◆ WORK TO COMPLETE ◆
Check each line of the records below and collect those holding "steht".

◆ DATA RECORDS ◆
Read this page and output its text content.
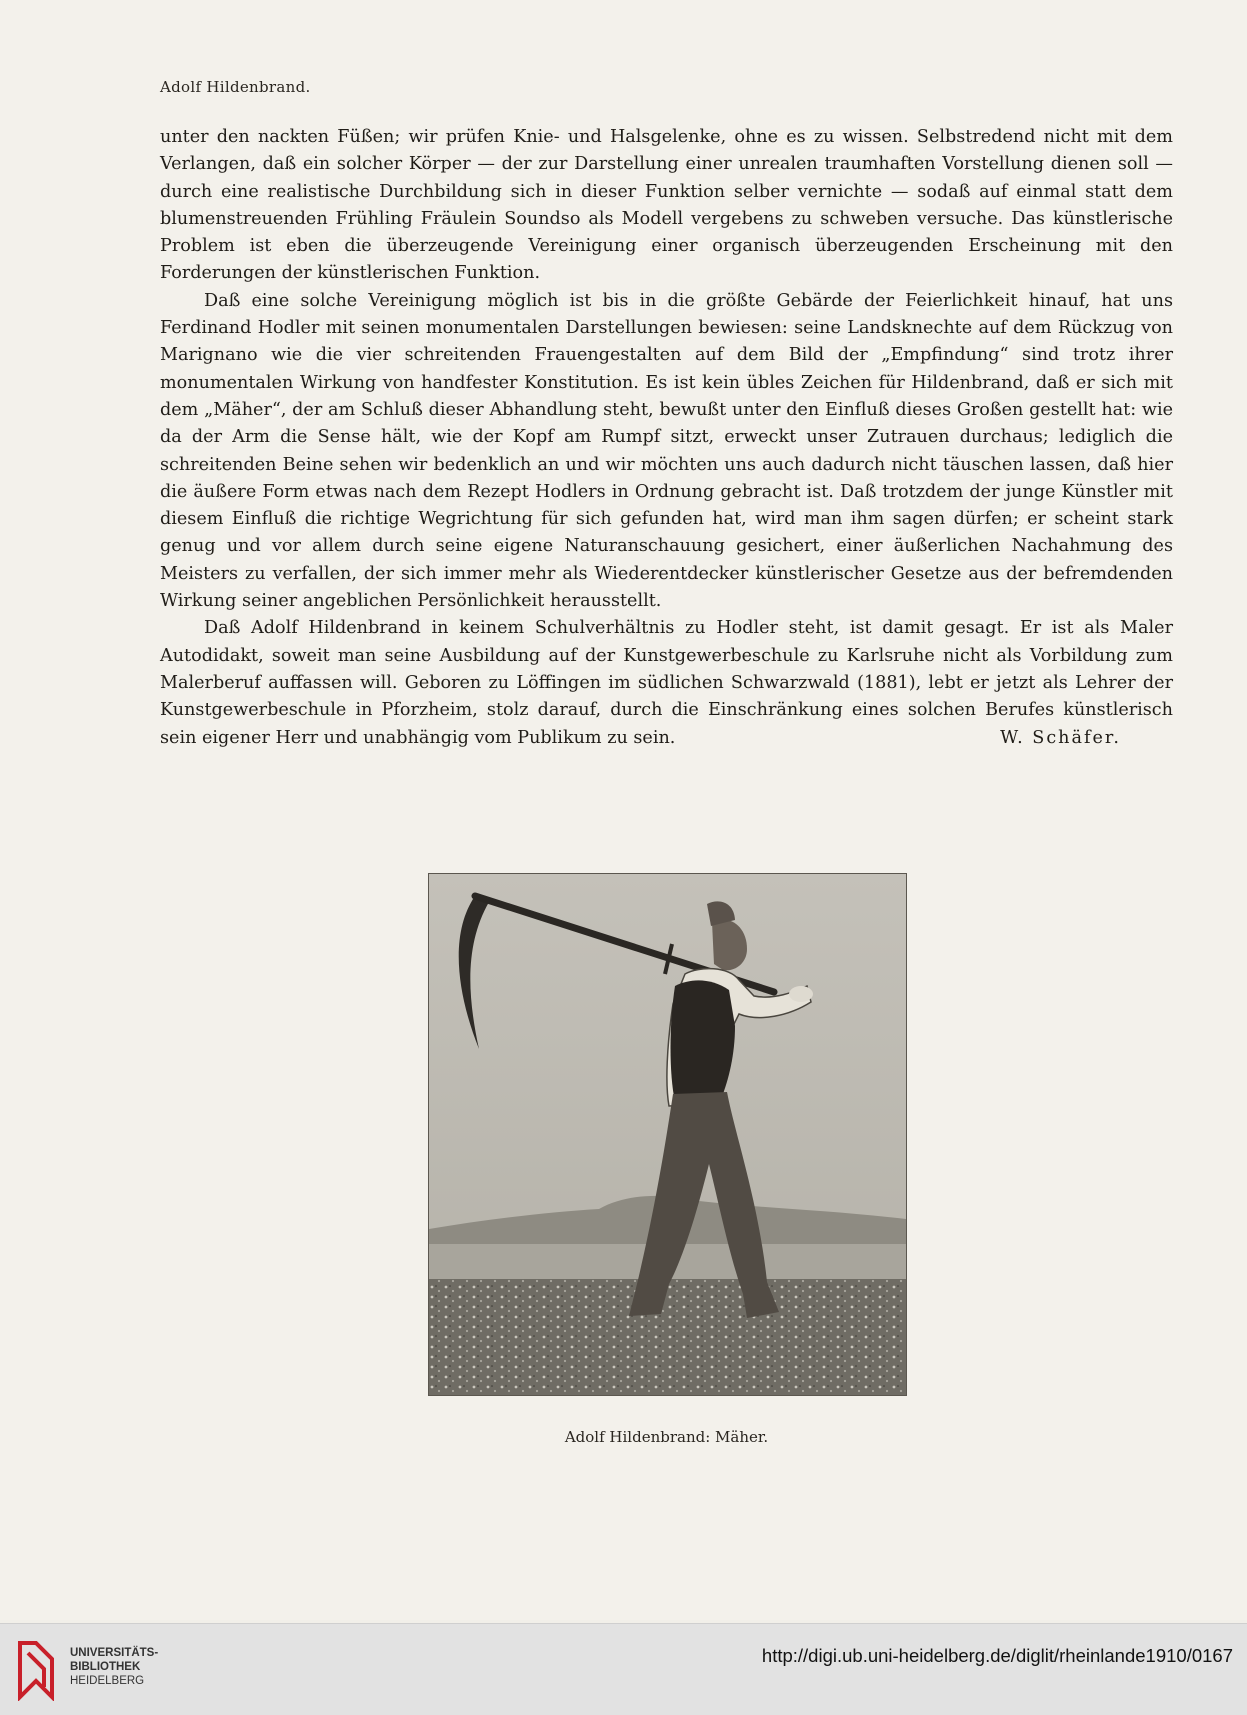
Adolf Hildenbrand.

unter den nackten Füßen; wir prüfen Knie- und Halsgelenke, ohne es zu wissen. Selbstredend nicht mit dem Verlangen, daß ein solcher Körper — der zur Darstellung einer unrealen traumhaften Vorstellung dienen soll — durch eine realistische Durchbildung sich in dieser Funktion selber vernichte — sodaß auf einmal statt dem blumenstreuenden Frühling Fräulein Soundso als Modell vergebens zu schweben versuche. Das künstlerische Problem ist eben die überzeugende Vereinigung einer organisch überzeugenden Erscheinung mit den Forderungen der künstlerischen Funktion.

Daß eine solche Vereinigung möglich ist bis in die größte Gebärde der Feierlichkeit hinauf, hat uns Ferdinand Hodler mit seinen monumentalen Darstellungen bewiesen: seine Landsknechte auf dem Rückzug von Marignano wie die vier schreitenden Frauengestalten auf dem Bild der „Empfindung“ sind trotz ihrer monumentalen Wirkung von handfester Konstitution. Es ist kein übles Zeichen für Hildenbrand, daß er sich mit dem „Mäher“, der am Schluß dieser Abhandlung steht, bewußt unter den Einfluß dieses Großen gestellt hat: wie da der Arm die Sense hält, wie der Kopf am Rumpf sitzt, erweckt unser Zutrauen durchaus; lediglich die schreitenden Beine sehen wir bedenklich an und wir möchten uns auch dadurch nicht täuschen lassen, daß hier die äußere Form etwas nach dem Rezept Hodlers in Ordnung gebracht ist. Daß trotzdem der junge Künstler mit diesem Einfluß die richtige Wegrichtung für sich gefunden hat, wird man ihm sagen dürfen; er scheint stark genug und vor allem durch seine eigene Naturanschauung gesichert, einer äußerlichen Nachahmung des Meisters zu verfallen, der sich immer mehr als Wiederentdecker künstlerischer Gesetze aus der befremdenden Wirkung seiner angeblichen Persönlichkeit herausstellt.

Daß Adolf Hildenbrand in keinem Schulverhältnis zu Hodler steht, ist damit gesagt. Er ist als Maler Autodidakt, soweit man seine Ausbildung auf der Kunstgewerbeschule zu Karlsruhe nicht als Vorbildung zum Malerberuf auffassen will. Geboren zu Löffingen im südlichen Schwarzwald (1881), lebt er jetzt als Lehrer der Kunstgewerbeschule in Pforzheim, stolz darauf, durch die Einschränkung eines solchen Berufes künstlerisch sein eigener Herr und unabhängig vom Publikum zu sein.	W. Schäfer.

Adolf Hildenbrand: Mäher.
UNIVERSITÄTS-
BIBLIOTHEK
HEIDELBERG
http://digi.ub.uni-heidelberg.de/diglit/rheinlande1910/0167
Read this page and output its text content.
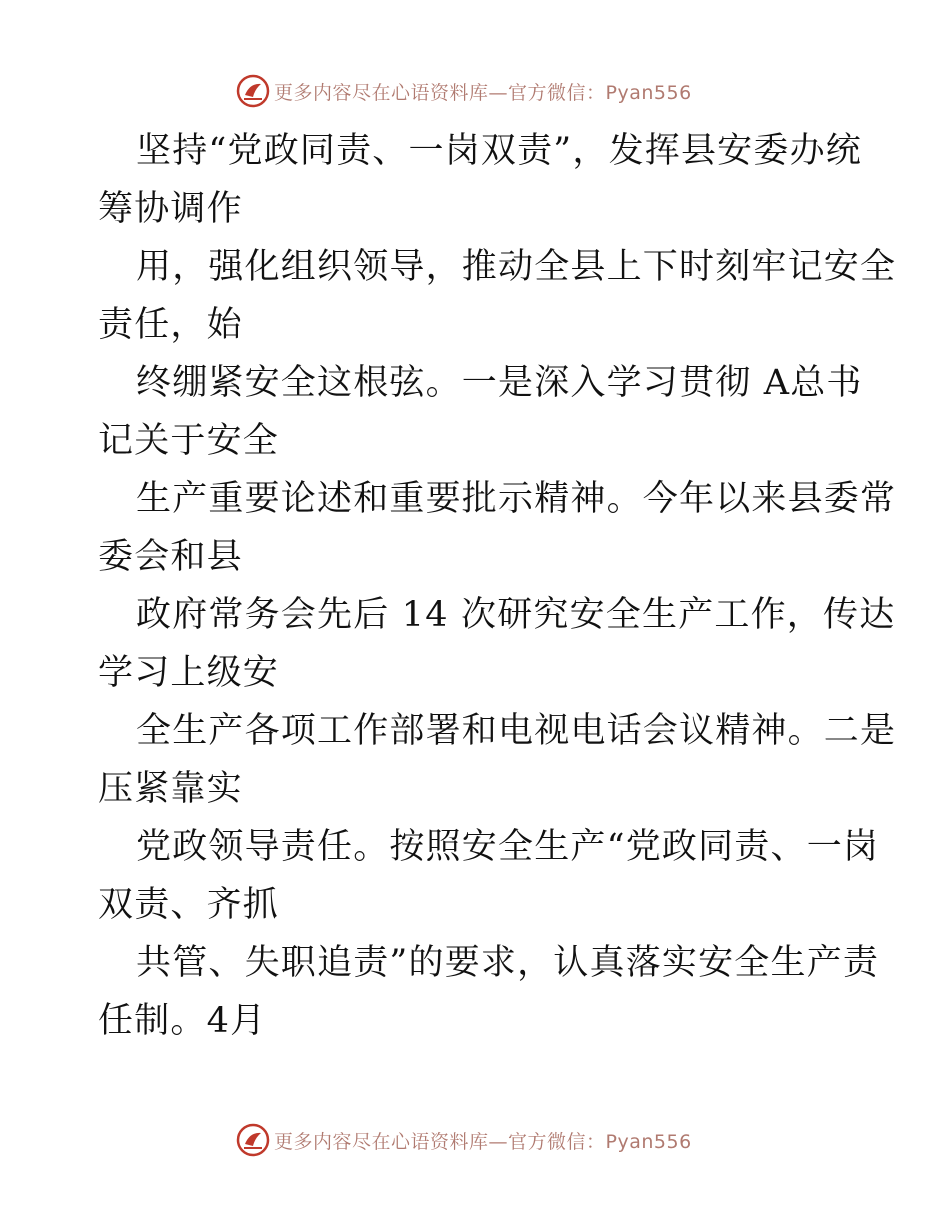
更多内容尽在心语资料库—官方微信：Pyan556
坚持“党政同责、一岗双责”，发挥县安委办统
筹协调作
用，强化组织领导，推动全县上下时刻牢记安全
责任，始
终绷紧安全这根弦。一是深入学习贯彻 A总书
记关于安全
生产重要论述和重要批示精神。今年以来县委常
委会和县
政府常务会先后 14 次研究安全生产工作，传达
学习上级安
全生产各项工作部署和电视电话会议精神。二是
压紧靠实
党政领导责任。按照安全生产“党政同责、一岗
双责、齐抓
共管、失职追责”的要求，认真落实安全生产责
任制。4月
更多内容尽在心语资料库—官方微信：Pyan556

◆ RESULT ◆
Daß eine solche Vereinigung möglich ist bis in die größte Gebärde der Feierlichkeit hinauf, hat uns Ferdinand Hodler mit seinen monumentalen Darstellungen bewiesen: seine Landsknechte auf dem Rückzug von Marignano wie die vier schreitenden Frauengestalten auf dem Bild der „Empfindung“ sind trotz ihrer monumentalen Wirkung von handfester Konstitution. Es ist kein übles Zeichen für Hildenbrand, daß er sich mit dem „Mäher“, der am Schluß dieser Abhandlung steht, bewußt unter den Einfluß dieses Großen gestellt hat: wie da der Arm die Sense hält, wie der Kopf am Rumpf sitzt, erweckt unser Zutrauen durchaus; lediglich die schreitenden Beine sehen wir bedenklich an und wir möchten uns auch dadurch nicht täuschen lassen, daß hier die äußere Form etwas nach dem Rezept Hodlers in Ordnung gebracht ist. Daß trotzdem der junge Künstler mit diesem Einfluß die richtige Wegrichtung für sich gefunden hat, wird man ihm sagen dürfen; er scheint stark genug und vor allem durch seine eigene Naturanschauung gesichert, einer äußerlichen Nachahmung des Meisters zu verfallen, der sich immer mehr als Wiederentdecker künstlerischer Gesetze aus der befremdenden Wirkung seiner angeblichen Persönlichkeit herausstellt.
Daß Adolf Hildenbrand in keinem Schulverhältnis zu Hodler steht, ist damit gesagt. Er ist als Maler Autodidakt, soweit man seine Ausbildung auf der Kunstgewerbeschule zu Karlsruhe nicht als Vorbildung zum Malerberuf auffassen will. Geboren zu Löffingen im südlichen Schwarzwald (1881), lebt er jetzt als Lehrer der Kunstgewerbeschule in Pforzheim, stolz darauf, durch die Einschränkung eines solchen Berufes künstlerisch sein eigener Herr und unabhängig vom Publikum zu sein.	W. Schäfer.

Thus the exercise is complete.